[Dataset items]
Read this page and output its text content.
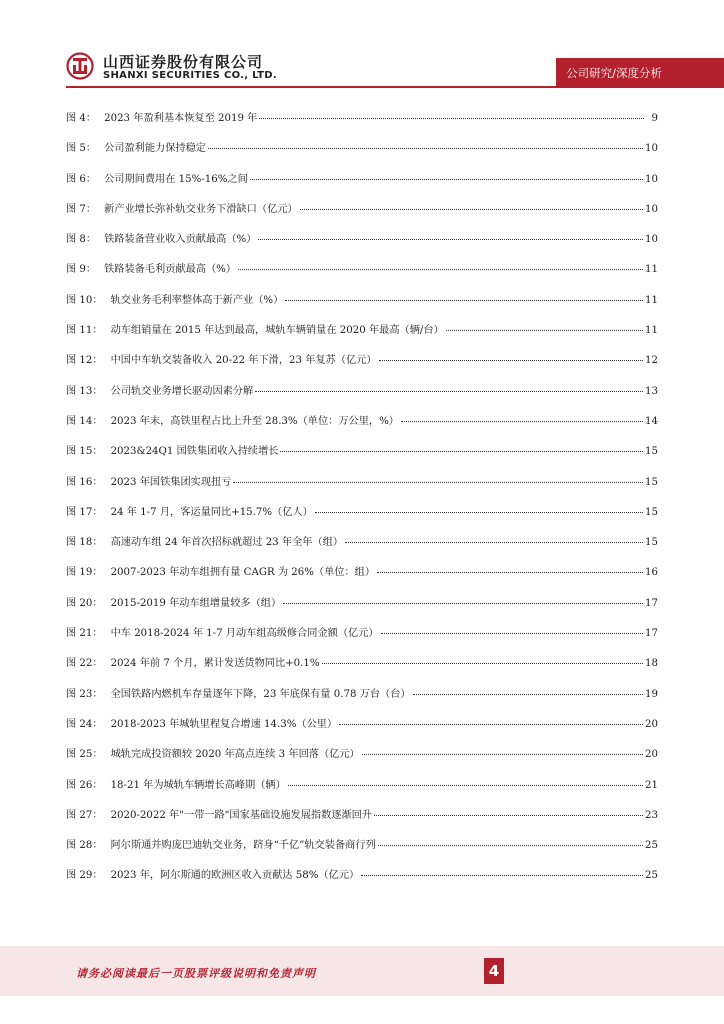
山西证券股份有限公司
SHANXI SECURITIES CO., LTD.	公司研究/深度分析
图 4： 2023 年盈利基本恢复至 2019 年	9
图 5： 公司盈利能力保持稳定	10
图 6： 公司期间费用在 15%-16%之间	10
图 7： 新产业增长弥补轨交业务下滑缺口（亿元）	10
图 8： 铁路装备营业收入贡献最高（%）	10
图 9： 铁路装备毛利贡献最高（%）	11
图 10： 轨交业务毛利率整体高于新产业（%）	11
图 11： 动车组销量在 2015 年达到最高，城轨车辆销量在 2020 年最高（辆/台）	11
图 12： 中国中车轨交装备收入 20-22 年下滑，23 年复苏（亿元）	12
图 13： 公司轨交业务增长驱动因素分解	13
图 14： 2023 年末，高铁里程占比上升至 28.3%（单位：万公里，%）	14
图 15： 2023&24Q1 国铁集团收入持续增长	15
图 16： 2023 年国铁集团实现扭亏	15
图 17： 24 年 1-7 月，客运量同比+15.7%（亿人）	15
图 18： 高速动车组 24 年首次招标就超过 23 年全年（组）	15
图 19： 2007-2023 年动车组拥有量 CAGR 为 26%（单位：组）	16
图 20： 2015-2019 年动车组增量较多（组）	17
图 21： 中车 2018-2024 年 1-7 月动车组高级修合同金额（亿元）	17
图 22： 2024 年前 7 个月，累计发送货物同比+0.1%	18
图 23： 全国铁路内燃机车存量逐年下降，23 年底保有量 0.78 万台（台）	19
图 24： 2018-2023 年城轨里程复合增速 14.3%（公里）	20
图 25： 城轨完成投资额较 2020 年高点连续 3 年回落（亿元）	20
图 26： 18-21 年为城轨车辆增长高峰期（辆）	21
图 27： 2020-2022 年"一带一路"国家基础设施发展指数逐渐回升	23
图 28： 阿尔斯通并购庞巴迪轨交业务，跻身“千亿”轨交装备商行列	25
图 29： 2023 年，阿尔斯通的欧洲区收入贡献达 58%（亿元）	25
请务必阅读最后一页股票评级说明和免责声明	4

Given request - All the records above need to be given again word for word. Skip the pictures.

The output -
Read this page and output its text content.
山西证券股份有限公司
SHANXI SECURITIES CO., LTD.	公司研究/深度分析
图 4： 2023 年盈利基本恢复至 2019 年	9
图 5： 公司盈利能力保持稳定	10
图 6： 公司期间费用在 15%-16%之间	10
图 7： 新产业增长弥补轨交业务下滑缺口（亿元）	10
图 8： 铁路装备营业收入贡献最高（%）	10
图 9： 铁路装备毛利贡献最高（%）	11
图 10： 轨交业务毛利率整体高于新产业（%）	11
图 11： 动车组销量在 2015 年达到最高，城轨车辆销量在 2020 年最高（辆/台）	11
图 12： 中国中车轨交装备收入 20-22 年下滑，23 年复苏（亿元）	12
图 13： 公司轨交业务增长驱动因素分解	13
图 14： 2023 年末，高铁里程占比上升至 28.3%（单位：万公里，%）	14
图 15： 2023&24Q1 国铁集团收入持续增长	15
图 16： 2023 年国铁集团实现扭亏	15
图 17： 24 年 1-7 月，客运量同比+15.7%（亿人）	15
图 18： 高速动车组 24 年首次招标就超过 23 年全年（组）	15
图 19： 2007-2023 年动车组拥有量 CAGR 为 26%（单位：组）	16
图 20： 2015-2019 年动车组增量较多（组）	17
图 21： 中车 2018-2024 年 1-7 月动车组高级修合同金额（亿元）	17
图 22： 2024 年前 7 个月，累计发送货物同比+0.1%	18
图 23： 全国铁路内燃机车存量逐年下降，23 年底保有量 0.78 万台（台）	19
图 24： 2018-2023 年城轨里程复合增速 14.3%（公里）	20
图 25： 城轨完成投资额较 2020 年高点连续 3 年回落（亿元）	20
图 26： 18-21 年为城轨车辆增长高峰期（辆）	21
图 27： 2020-2022 年"一带一路"国家基础设施发展指数逐渐回升	23
图 28： 阿尔斯通并购庞巴迪轨交业务，跻身“千亿”轨交装备商行列	25
图 29： 2023 年，阿尔斯通的欧洲区收入贡献达 58%（亿元）	25
请务必阅读最后一页股票评级说明和免责声明	4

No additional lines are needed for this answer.